**To do**
Print the entries in full, word for word, but not the pictures.

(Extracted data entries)
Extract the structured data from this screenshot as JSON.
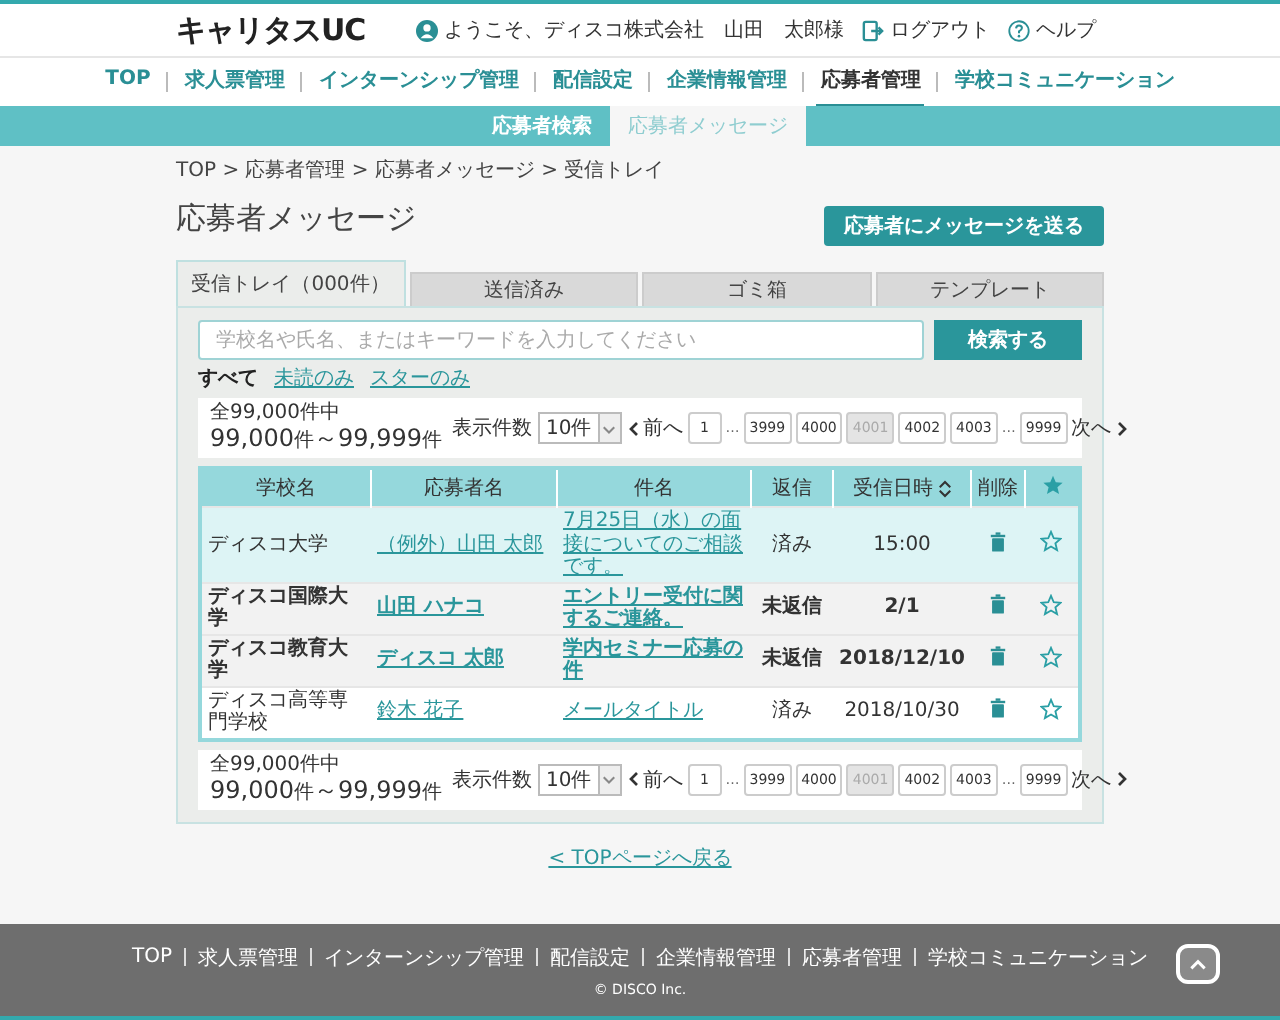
{
  "header": {
    "logo": "キャリタスUC",
    "welcome": "ようこそ、ディスコ株式会社　山田　太郎様",
    "logout": "ログアウト",
    "help": "ヘルプ"
  },
  "nav": [
    {
      "label": "TOP",
      "selected": false
    },
    {
      "label": "求人票管理",
      "selected": false
    },
    {
      "label": "インターンシップ管理",
      "selected": false
    },
    {
      "label": "配信設定",
      "selected": false
    },
    {
      "label": "企業情報管理",
      "selected": false
    },
    {
      "label": "応募者管理",
      "selected": true
    },
    {
      "label": "学校コミュニケーション",
      "selected": false
    }
  ],
  "subnav": [
    {
      "label": "応募者検索",
      "selected": false
    },
    {
      "label": "応募者メッセージ",
      "selected": true
    }
  ],
  "breadcrumb": "TOP > 応募者管理 > 応募者メッセージ > 受信トレイ",
  "title": "応募者メッセージ",
  "send_button": "応募者にメッセージを送る",
  "tabs": [
    {
      "label": "受信トレイ（000件）",
      "selected": true
    },
    {
      "label": "送信済み",
      "selected": false
    },
    {
      "label": "ゴミ箱",
      "selected": false
    },
    {
      "label": "テンプレート",
      "selected": false
    }
  ],
  "search": {
    "placeholder": "学校名や氏名、またはキーワードを入力してください",
    "button": "検索する"
  },
  "filters": [
    {
      "label": "すべて",
      "selected": true
    },
    {
      "label": "未読のみ",
      "selected": false
    },
    {
      "label": "スターのみ",
      "selected": false
    }
  ],
  "pagers": [
    {
      "total": "全99,000件中",
      "from": "99,000",
      "from_unit": "件",
      "sep": "～",
      "to": "99,999",
      "to_unit": "件",
      "per_page_label": "表示件数",
      "per_page": "10件",
      "prev": "前へ",
      "next": "次へ",
      "pages": [
        {
          "kind": "page",
          "label": "1",
          "selected": false
        },
        {
          "kind": "gap",
          "label": "…"
        },
        {
          "kind": "page",
          "label": "3999",
          "selected": false
        },
        {
          "kind": "page",
          "label": "4000",
          "selected": false
        },
        {
          "kind": "page",
          "label": "4001",
          "selected": true
        },
        {
          "kind": "page",
          "label": "4002",
          "selected": false
        },
        {
          "kind": "page",
          "label": "4003",
          "selected": false
        },
        {
          "kind": "gap",
          "label": "…"
        },
        {
          "kind": "page",
          "label": "9999",
          "selected": false
        }
      ]
    },
    {
      "total": "全99,000件中",
      "from": "99,000",
      "from_unit": "件",
      "sep": "～",
      "to": "99,999",
      "to_unit": "件",
      "per_page_label": "表示件数",
      "per_page": "10件",
      "prev": "前へ",
      "next": "次へ",
      "pages": [
        {
          "kind": "page",
          "label": "1",
          "selected": false
        },
        {
          "kind": "gap",
          "label": "…"
        },
        {
          "kind": "page",
          "label": "3999",
          "selected": false
        },
        {
          "kind": "page",
          "label": "4000",
          "selected": false
        },
        {
          "kind": "page",
          "label": "4001",
          "selected": true
        },
        {
          "kind": "page",
          "label": "4002",
          "selected": false
        },
        {
          "kind": "page",
          "label": "4003",
          "selected": false
        },
        {
          "kind": "gap",
          "label": "…"
        },
        {
          "kind": "page",
          "label": "9999",
          "selected": false
        }
      ]
    }
  ],
  "table": {
    "columns": [
      "学校名",
      "応募者名",
      "件名",
      "返信",
      "受信日時",
      "削除"
    ],
    "rows": [
      {
        "school": "ディスコ大学",
        "name": "（例外）山田 太郎",
        "subject": "7月25日（水）の面接についてのご相談です。",
        "reply": "済み",
        "date": "15:00",
        "unread": false,
        "selected": true,
        "starred": false
      },
      {
        "school": "ディスコ国際大学",
        "name": "山田 ハナコ",
        "subject": "エントリー受付に関するご連絡。",
        "reply": "未返信",
        "date": "2/1",
        "unread": true,
        "selected": false,
        "starred": false
      },
      {
        "school": "ディスコ教育大学",
        "name": "ディスコ 太郎",
        "subject": "学内セミナー応募の件",
        "reply": "未返信",
        "date": "2018/12/10",
        "unread": true,
        "selected": false,
        "starred": false
      },
      {
        "school": "ディスコ高等専門学校",
        "name": "鈴木 花子",
        "subject": "メールタイトル",
        "reply": "済み",
        "date": "2018/10/30",
        "unread": false,
        "selected": false,
        "starred": false
      }
    ]
  },
  "back_link": "< TOPページへ戻る",
  "footer": {
    "links": [
      "TOP",
      "求人票管理",
      "インターンシップ管理",
      "配信設定",
      "企業情報管理",
      "応募者管理",
      "学校コミュニケーション"
    ],
    "copyright": "© DISCO Inc."
  }
}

**Answer for this exercise**
Extract the structured data from this screenshot as JSON.
{
  "header": {
    "logo": "キャリタスUC",
    "welcome": "ようこそ、ディスコ株式会社　山田　太郎様",
    "logout": "ログアウト",
    "help": "ヘルプ"
  },
  "nav": [
    {
      "label": "TOP",
      "selected": false
    },
    {
      "label": "求人票管理",
      "selected": false
    },
    {
      "label": "インターンシップ管理",
      "selected": false
    },
    {
      "label": "配信設定",
      "selected": false
    },
    {
      "label": "企業情報管理",
      "selected": false
    },
    {
      "label": "応募者管理",
      "selected": true
    },
    {
      "label": "学校コミュニケーション",
      "selected": false
    }
  ],
  "subnav": [
    {
      "label": "応募者検索",
      "selected": false
    },
    {
      "label": "応募者メッセージ",
      "selected": true
    }
  ],
  "breadcrumb": "TOP > 応募者管理 > 応募者メッセージ > 受信トレイ",
  "title": "応募者メッセージ",
  "send_button": "応募者にメッセージを送る",
  "tabs": [
    {
      "label": "受信トレイ（000件）",
      "selected": true
    },
    {
      "label": "送信済み",
      "selected": false
    },
    {
      "label": "ゴミ箱",
      "selected": false
    },
    {
      "label": "テンプレート",
      "selected": false
    }
  ],
  "search": {
    "placeholder": "学校名や氏名、またはキーワードを入力してください",
    "button": "検索する"
  },
  "filters": [
    {
      "label": "すべて",
      "selected": true
    },
    {
      "label": "未読のみ",
      "selected": false
    },
    {
      "label": "スターのみ",
      "selected": false
    }
  ],
  "pagers": [
    {
      "total": "全99,000件中",
      "from": "99,000",
      "from_unit": "件",
      "sep": "～",
      "to": "99,999",
      "to_unit": "件",
      "per_page_label": "表示件数",
      "per_page": "10件",
      "prev": "前へ",
      "next": "次へ",
      "pages": [
        {
          "kind": "page",
          "label": "1",
          "selected": false
        },
        {
          "kind": "gap",
          "label": "…"
        },
        {
          "kind": "page",
          "label": "3999",
          "selected": false
        },
        {
          "kind": "page",
          "label": "4000",
          "selected": false
        },
        {
          "kind": "page",
          "label": "4001",
          "selected": true
        },
        {
          "kind": "page",
          "label": "4002",
          "selected": false
        },
        {
          "kind": "page",
          "label": "4003",
          "selected": false
        },
        {
          "kind": "gap",
          "label": "…"
        },
        {
          "kind": "page",
          "label": "9999",
          "selected": false
        }
      ]
    },
    {
      "total": "全99,000件中",
      "from": "99,000",
      "from_unit": "件",
      "sep": "～",
      "to": "99,999",
      "to_unit": "件",
      "per_page_label": "表示件数",
      "per_page": "10件",
      "prev": "前へ",
      "next": "次へ",
      "pages": [
        {
          "kind": "page",
          "label": "1",
          "selected": false
        },
        {
          "kind": "gap",
          "label": "…"
        },
        {
          "kind": "page",
          "label": "3999",
          "selected": false
        },
        {
          "kind": "page",
          "label": "4000",
          "selected": false
        },
        {
          "kind": "page",
          "label": "4001",
          "selected": true
        },
        {
          "kind": "page",
          "label": "4002",
          "selected": false
        },
        {
          "kind": "page",
          "label": "4003",
          "selected": false
        },
        {
          "kind": "gap",
          "label": "…"
        },
        {
          "kind": "page",
          "label": "9999",
          "selected": false
        }
      ]
    }
  ],
  "table": {
    "columns": [
      "学校名",
      "応募者名",
      "件名",
      "返信",
      "受信日時",
      "削除"
    ],
    "rows": [
      {
        "school": "ディスコ大学",
        "name": "（例外）山田 太郎",
        "subject": "7月25日（水）の面接についてのご相談です。",
        "reply": "済み",
        "date": "15:00",
        "unread": false,
        "selected": true,
        "starred": false
      },
      {
        "school": "ディスコ国際大学",
        "name": "山田 ハナコ",
        "subject": "エントリー受付に関するご連絡。",
        "reply": "未返信",
        "date": "2/1",
        "unread": true,
        "selected": false,
        "starred": false
      },
      {
        "school": "ディスコ教育大学",
        "name": "ディスコ 太郎",
        "subject": "学内セミナー応募の件",
        "reply": "未返信",
        "date": "2018/12/10",
        "unread": true,
        "selected": false,
        "starred": false
      },
      {
        "school": "ディスコ高等専門学校",
        "name": "鈴木 花子",
        "subject": "メールタイトル",
        "reply": "済み",
        "date": "2018/10/30",
        "unread": false,
        "selected": false,
        "starred": false
      }
    ]
  },
  "back_link": "< TOPページへ戻る",
  "footer": {
    "links": [
      "TOP",
      "求人票管理",
      "インターンシップ管理",
      "配信設定",
      "企業情報管理",
      "応募者管理",
      "学校コミュニケーション"
    ],
    "copyright": "© DISCO Inc."
  }
}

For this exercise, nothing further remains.